## [Listed entries]
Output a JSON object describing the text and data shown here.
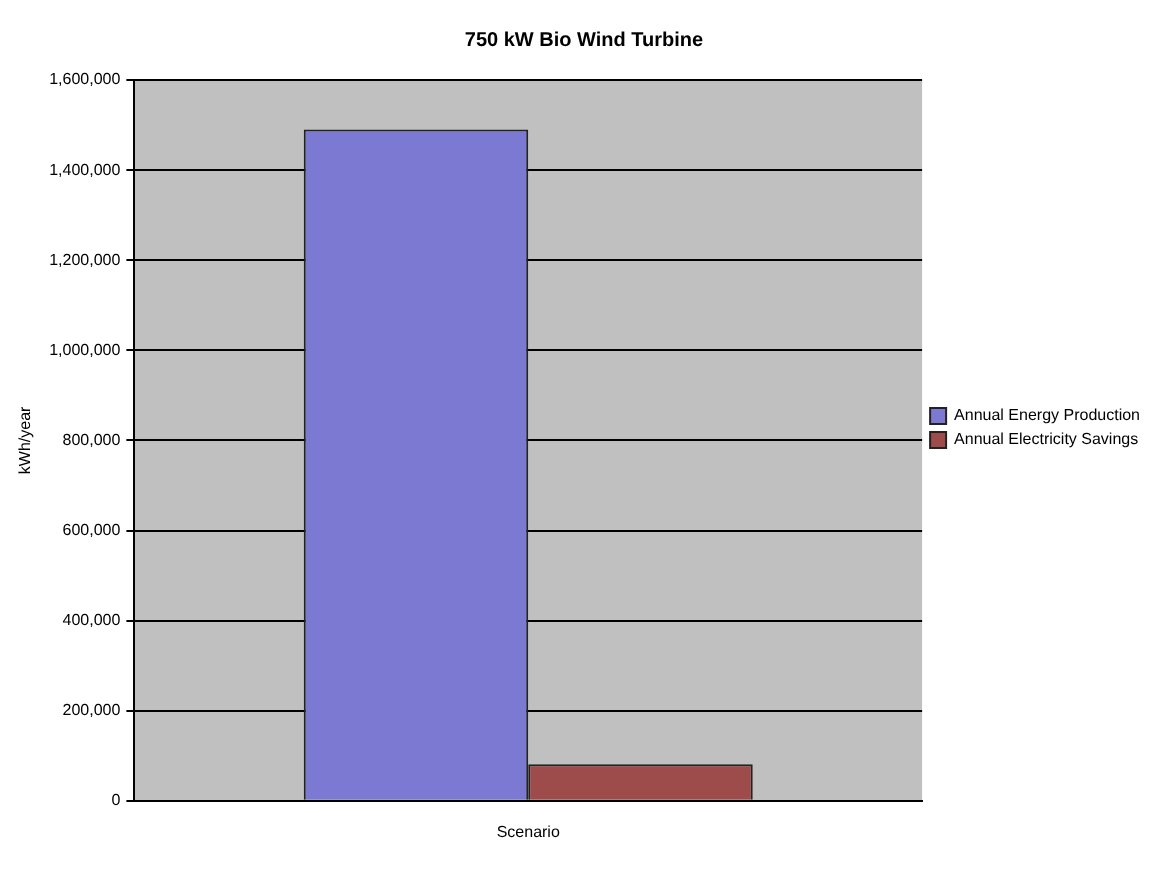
{
  "chart_data": {
    "type": "bar",
    "title": "750 kW Bio Wind Turbine",
    "ylabel": "kWh/year",
    "categories": [
      "Scenario"
    ],
    "series": [
      {
        "name": "Annual Energy Production",
        "color": "#7b79d2",
        "values": [
          1490000
        ]
      },
      {
        "name": "Annual Electricity Savings",
        "color": "#9e4b4b",
        "values": [
          81000
        ]
      }
    ],
    "ylim": [
      0,
      1600000
    ],
    "yticks": [
      0,
      {
        "value": 200000,
        "label": "200,000"
      },
      {
        "value": 400000,
        "label": "400,000"
      },
      {
        "value": 600000,
        "label": "600,000"
      },
      {
        "value": 800000,
        "label": "800,000"
      },
      {
        "value": 1000000,
        "label": "1,000,000"
      },
      {
        "value": 1200000,
        "label": "1,200,000"
      },
      {
        "value": 1400000,
        "label": "1,400,000"
      },
      {
        "value": 1600000,
        "label": "1,600,000"
      }
    ],
    "grid": "y",
    "legend": "right"
  }
}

## [Task directions]
Without the pictures, write out all of the material exactly.

## [Exercise solution]
Output a JSON object describing the text and data shown here.
{
  "chart_data": {
    "type": "bar",
    "title": "750 kW Bio Wind Turbine",
    "ylabel": "kWh/year",
    "categories": [
      "Scenario"
    ],
    "series": [
      {
        "name": "Annual Energy Production",
        "color": "#7b79d2",
        "values": [
          1490000
        ]
      },
      {
        "name": "Annual Electricity Savings",
        "color": "#9e4b4b",
        "values": [
          81000
        ]
      }
    ],
    "ylim": [
      0,
      1600000
    ],
    "yticks": [
      0,
      {
        "value": 200000,
        "label": "200,000"
      },
      {
        "value": 400000,
        "label": "400,000"
      },
      {
        "value": 600000,
        "label": "600,000"
      },
      {
        "value": 800000,
        "label": "800,000"
      },
      {
        "value": 1000000,
        "label": "1,000,000"
      },
      {
        "value": 1200000,
        "label": "1,200,000"
      },
      {
        "value": 1400000,
        "label": "1,400,000"
      },
      {
        "value": 1600000,
        "label": "1,600,000"
      }
    ],
    "grid": "y",
    "legend": "right"
  }
}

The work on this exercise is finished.